▶ Dataset rows
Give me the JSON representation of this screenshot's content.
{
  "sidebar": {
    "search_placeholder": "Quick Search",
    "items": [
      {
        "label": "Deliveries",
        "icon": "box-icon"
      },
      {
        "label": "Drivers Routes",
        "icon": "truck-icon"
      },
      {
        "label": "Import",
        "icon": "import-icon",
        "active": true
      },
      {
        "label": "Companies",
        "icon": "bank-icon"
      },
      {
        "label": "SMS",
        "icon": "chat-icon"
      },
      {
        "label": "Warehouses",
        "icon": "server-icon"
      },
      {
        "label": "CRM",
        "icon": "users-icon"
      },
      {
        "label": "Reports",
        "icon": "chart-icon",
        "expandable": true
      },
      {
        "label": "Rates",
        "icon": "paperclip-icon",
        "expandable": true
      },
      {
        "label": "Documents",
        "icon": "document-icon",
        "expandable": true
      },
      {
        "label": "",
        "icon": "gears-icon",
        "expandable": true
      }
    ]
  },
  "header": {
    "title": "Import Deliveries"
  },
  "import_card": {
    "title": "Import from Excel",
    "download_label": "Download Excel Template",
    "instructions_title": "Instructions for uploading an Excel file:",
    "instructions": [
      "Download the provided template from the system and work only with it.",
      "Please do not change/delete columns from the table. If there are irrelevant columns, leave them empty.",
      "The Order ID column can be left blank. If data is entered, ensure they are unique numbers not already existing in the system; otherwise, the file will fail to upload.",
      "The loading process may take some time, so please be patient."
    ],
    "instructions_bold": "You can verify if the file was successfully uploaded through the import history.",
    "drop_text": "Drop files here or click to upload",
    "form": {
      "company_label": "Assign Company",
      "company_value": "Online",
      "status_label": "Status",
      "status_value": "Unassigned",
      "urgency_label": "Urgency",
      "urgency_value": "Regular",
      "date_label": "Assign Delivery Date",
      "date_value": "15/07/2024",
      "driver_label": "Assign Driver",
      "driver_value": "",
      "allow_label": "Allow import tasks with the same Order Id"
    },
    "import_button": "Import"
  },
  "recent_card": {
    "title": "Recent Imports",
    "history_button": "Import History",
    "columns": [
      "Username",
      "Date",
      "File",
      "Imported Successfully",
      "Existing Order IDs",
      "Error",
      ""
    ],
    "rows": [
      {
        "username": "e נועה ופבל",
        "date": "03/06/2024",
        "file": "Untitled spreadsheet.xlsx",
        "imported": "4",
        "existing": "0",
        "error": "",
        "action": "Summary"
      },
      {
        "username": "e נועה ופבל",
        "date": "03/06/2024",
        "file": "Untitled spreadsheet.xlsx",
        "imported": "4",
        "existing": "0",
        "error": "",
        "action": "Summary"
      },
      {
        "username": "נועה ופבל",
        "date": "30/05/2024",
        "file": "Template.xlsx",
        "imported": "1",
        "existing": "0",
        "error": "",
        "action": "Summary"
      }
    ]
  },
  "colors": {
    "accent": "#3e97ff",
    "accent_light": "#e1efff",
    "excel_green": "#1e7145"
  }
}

▶ Task statement
Reproduce every line of the material above exactly.

▶ Response to this exercise
Give me the JSON representation of this screenshot's content.
{
  "sidebar": {
    "search_placeholder": "Quick Search",
    "items": [
      {
        "label": "Deliveries",
        "icon": "box-icon"
      },
      {
        "label": "Drivers Routes",
        "icon": "truck-icon"
      },
      {
        "label": "Import",
        "icon": "import-icon",
        "active": true
      },
      {
        "label": "Companies",
        "icon": "bank-icon"
      },
      {
        "label": "SMS",
        "icon": "chat-icon"
      },
      {
        "label": "Warehouses",
        "icon": "server-icon"
      },
      {
        "label": "CRM",
        "icon": "users-icon"
      },
      {
        "label": "Reports",
        "icon": "chart-icon",
        "expandable": true
      },
      {
        "label": "Rates",
        "icon": "paperclip-icon",
        "expandable": true
      },
      {
        "label": "Documents",
        "icon": "document-icon",
        "expandable": true
      },
      {
        "label": "",
        "icon": "gears-icon",
        "expandable": true
      }
    ]
  },
  "header": {
    "title": "Import Deliveries"
  },
  "import_card": {
    "title": "Import from Excel",
    "download_label": "Download Excel Template",
    "instructions_title": "Instructions for uploading an Excel file:",
    "instructions": [
      "Download the provided template from the system and work only with it.",
      "Please do not change/delete columns from the table. If there are irrelevant columns, leave them empty.",
      "The Order ID column can be left blank. If data is entered, ensure they are unique numbers not already existing in the system; otherwise, the file will fail to upload.",
      "The loading process may take some time, so please be patient."
    ],
    "instructions_bold": "You can verify if the file was successfully uploaded through the import history.",
    "drop_text": "Drop files here or click to upload",
    "form": {
      "company_label": "Assign Company",
      "company_value": "Online",
      "status_label": "Status",
      "status_value": "Unassigned",
      "urgency_label": "Urgency",
      "urgency_value": "Regular",
      "date_label": "Assign Delivery Date",
      "date_value": "15/07/2024",
      "driver_label": "Assign Driver",
      "driver_value": "",
      "allow_label": "Allow import tasks with the same Order Id"
    },
    "import_button": "Import"
  },
  "recent_card": {
    "title": "Recent Imports",
    "history_button": "Import History",
    "columns": [
      "Username",
      "Date",
      "File",
      "Imported Successfully",
      "Existing Order IDs",
      "Error",
      ""
    ],
    "rows": [
      {
        "username": "e נועה ופבל",
        "date": "03/06/2024",
        "file": "Untitled spreadsheet.xlsx",
        "imported": "4",
        "existing": "0",
        "error": "",
        "action": "Summary"
      },
      {
        "username": "e נועה ופבל",
        "date": "03/06/2024",
        "file": "Untitled spreadsheet.xlsx",
        "imported": "4",
        "existing": "0",
        "error": "",
        "action": "Summary"
      },
      {
        "username": "נועה ופבל",
        "date": "30/05/2024",
        "file": "Template.xlsx",
        "imported": "1",
        "existing": "0",
        "error": "",
        "action": "Summary"
      }
    ]
  },
  "colors": {
    "accent": "#3e97ff",
    "accent_light": "#e1efff",
    "excel_green": "#1e7145"
  }
}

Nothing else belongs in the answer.